Return each line of the records holding the string "English".

========

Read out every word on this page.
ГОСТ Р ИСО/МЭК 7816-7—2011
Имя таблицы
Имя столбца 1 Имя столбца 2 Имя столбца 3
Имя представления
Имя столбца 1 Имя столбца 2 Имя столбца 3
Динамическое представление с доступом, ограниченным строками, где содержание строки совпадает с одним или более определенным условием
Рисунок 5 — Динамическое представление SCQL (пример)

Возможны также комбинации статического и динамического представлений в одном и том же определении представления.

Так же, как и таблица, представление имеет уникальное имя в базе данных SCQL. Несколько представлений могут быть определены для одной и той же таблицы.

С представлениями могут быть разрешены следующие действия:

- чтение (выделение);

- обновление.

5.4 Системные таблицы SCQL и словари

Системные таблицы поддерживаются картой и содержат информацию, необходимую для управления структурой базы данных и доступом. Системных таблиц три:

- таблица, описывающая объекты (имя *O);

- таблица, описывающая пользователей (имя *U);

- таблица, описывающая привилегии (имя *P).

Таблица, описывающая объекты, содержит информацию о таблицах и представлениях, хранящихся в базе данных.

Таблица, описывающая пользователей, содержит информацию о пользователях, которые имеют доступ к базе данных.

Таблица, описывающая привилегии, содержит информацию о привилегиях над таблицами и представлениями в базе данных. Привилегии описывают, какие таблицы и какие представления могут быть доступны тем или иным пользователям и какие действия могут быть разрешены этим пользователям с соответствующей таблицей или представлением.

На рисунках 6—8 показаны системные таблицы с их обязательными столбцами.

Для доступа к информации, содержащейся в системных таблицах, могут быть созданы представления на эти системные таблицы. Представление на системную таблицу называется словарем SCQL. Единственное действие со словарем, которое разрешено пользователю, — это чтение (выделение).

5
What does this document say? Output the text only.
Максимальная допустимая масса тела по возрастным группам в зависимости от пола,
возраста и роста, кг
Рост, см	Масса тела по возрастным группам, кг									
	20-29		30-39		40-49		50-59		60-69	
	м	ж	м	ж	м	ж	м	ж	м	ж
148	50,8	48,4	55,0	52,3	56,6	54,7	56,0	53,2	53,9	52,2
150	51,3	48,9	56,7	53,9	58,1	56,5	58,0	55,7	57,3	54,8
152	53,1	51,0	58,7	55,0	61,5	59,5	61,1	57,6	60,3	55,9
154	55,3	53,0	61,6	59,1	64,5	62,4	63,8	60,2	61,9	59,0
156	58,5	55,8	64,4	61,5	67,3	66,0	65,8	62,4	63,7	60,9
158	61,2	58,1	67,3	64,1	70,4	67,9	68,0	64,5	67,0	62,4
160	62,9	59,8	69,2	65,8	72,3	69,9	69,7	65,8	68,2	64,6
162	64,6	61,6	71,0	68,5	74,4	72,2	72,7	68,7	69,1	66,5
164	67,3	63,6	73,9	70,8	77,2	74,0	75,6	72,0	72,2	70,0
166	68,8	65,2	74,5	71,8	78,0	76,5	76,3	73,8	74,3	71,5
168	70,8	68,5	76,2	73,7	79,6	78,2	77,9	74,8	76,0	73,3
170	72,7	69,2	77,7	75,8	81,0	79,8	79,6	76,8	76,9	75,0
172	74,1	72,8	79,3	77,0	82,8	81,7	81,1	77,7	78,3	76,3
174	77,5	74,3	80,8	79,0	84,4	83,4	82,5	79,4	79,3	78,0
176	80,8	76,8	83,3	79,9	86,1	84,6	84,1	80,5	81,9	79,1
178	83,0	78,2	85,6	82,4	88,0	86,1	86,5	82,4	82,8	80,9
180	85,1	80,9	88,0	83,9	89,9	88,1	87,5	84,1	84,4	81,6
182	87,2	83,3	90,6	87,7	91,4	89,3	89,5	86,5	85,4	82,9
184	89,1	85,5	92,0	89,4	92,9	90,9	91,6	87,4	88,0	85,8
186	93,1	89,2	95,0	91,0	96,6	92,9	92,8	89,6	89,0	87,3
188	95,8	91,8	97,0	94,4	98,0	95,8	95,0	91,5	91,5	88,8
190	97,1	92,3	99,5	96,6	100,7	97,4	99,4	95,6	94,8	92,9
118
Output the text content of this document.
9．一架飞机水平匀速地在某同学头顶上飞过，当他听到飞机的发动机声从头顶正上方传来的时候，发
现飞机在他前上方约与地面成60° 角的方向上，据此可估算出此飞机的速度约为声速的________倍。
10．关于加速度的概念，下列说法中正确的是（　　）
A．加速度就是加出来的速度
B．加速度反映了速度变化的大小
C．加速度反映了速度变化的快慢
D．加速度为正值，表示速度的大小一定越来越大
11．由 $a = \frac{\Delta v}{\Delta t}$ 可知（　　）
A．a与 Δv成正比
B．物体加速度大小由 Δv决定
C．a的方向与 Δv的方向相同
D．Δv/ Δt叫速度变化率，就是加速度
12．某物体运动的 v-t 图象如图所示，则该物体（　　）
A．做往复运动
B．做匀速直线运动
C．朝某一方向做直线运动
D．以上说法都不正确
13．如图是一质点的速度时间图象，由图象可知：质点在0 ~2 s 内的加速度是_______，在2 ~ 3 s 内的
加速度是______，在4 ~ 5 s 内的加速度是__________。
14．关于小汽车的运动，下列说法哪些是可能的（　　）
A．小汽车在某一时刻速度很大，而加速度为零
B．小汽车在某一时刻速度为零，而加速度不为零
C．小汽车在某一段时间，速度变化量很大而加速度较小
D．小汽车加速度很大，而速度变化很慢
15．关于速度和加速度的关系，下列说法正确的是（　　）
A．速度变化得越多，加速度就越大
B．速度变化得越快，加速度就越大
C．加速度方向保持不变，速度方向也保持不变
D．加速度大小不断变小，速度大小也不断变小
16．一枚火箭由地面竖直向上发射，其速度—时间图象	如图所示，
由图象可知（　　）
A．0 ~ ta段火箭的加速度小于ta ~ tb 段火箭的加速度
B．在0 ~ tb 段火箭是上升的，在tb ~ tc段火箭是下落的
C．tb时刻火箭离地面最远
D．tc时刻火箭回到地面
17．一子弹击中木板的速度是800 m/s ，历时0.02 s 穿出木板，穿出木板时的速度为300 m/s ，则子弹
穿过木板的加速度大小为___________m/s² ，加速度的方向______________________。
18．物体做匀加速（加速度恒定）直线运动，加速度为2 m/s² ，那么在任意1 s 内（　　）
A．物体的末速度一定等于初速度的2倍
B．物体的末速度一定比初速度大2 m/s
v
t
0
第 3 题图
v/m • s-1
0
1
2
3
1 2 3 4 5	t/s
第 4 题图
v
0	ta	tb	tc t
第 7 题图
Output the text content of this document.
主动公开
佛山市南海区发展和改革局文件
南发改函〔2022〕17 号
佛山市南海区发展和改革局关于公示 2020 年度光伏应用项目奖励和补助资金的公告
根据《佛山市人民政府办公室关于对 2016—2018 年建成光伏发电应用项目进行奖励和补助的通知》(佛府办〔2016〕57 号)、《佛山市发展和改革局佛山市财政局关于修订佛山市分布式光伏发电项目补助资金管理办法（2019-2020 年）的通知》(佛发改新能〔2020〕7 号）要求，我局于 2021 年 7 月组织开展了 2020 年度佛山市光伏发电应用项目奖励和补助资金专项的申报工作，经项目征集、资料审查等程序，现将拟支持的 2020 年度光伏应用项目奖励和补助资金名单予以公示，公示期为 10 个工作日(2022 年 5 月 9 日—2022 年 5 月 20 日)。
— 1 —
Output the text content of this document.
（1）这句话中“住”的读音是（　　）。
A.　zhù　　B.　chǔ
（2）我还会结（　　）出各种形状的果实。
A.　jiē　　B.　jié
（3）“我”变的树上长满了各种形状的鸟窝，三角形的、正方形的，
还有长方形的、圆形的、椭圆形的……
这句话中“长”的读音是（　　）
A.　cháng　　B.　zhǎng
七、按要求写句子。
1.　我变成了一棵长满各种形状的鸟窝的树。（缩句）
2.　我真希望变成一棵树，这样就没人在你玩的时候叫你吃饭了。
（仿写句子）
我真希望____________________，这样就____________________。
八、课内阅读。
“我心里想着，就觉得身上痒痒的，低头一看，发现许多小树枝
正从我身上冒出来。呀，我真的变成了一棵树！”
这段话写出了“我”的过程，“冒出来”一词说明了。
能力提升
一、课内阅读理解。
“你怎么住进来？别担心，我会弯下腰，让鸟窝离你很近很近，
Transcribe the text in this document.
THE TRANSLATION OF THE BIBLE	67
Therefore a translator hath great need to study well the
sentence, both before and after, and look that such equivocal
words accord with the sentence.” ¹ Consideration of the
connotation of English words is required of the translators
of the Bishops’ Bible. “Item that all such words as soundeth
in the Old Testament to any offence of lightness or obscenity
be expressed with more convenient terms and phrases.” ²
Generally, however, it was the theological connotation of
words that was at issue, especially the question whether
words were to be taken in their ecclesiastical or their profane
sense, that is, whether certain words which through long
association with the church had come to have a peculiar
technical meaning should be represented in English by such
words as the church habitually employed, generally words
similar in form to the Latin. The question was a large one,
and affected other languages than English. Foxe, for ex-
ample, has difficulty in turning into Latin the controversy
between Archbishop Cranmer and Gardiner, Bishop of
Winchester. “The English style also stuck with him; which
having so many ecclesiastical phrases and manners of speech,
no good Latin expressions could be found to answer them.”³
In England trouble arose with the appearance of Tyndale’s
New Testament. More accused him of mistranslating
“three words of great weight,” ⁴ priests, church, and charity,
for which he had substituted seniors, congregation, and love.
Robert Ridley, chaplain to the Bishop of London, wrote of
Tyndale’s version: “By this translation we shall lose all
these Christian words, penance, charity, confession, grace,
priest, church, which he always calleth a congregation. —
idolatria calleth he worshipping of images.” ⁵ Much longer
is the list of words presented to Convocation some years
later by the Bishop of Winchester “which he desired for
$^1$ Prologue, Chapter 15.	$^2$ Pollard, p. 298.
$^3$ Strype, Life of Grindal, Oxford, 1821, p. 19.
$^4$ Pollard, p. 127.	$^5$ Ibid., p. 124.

========

• [Complete response]
connotation of English words is required of the translators
technical meaning should be represented in English by such
and affected other languages than English. Foxe, for ex-
Winchester. “The English style also stuck with him; which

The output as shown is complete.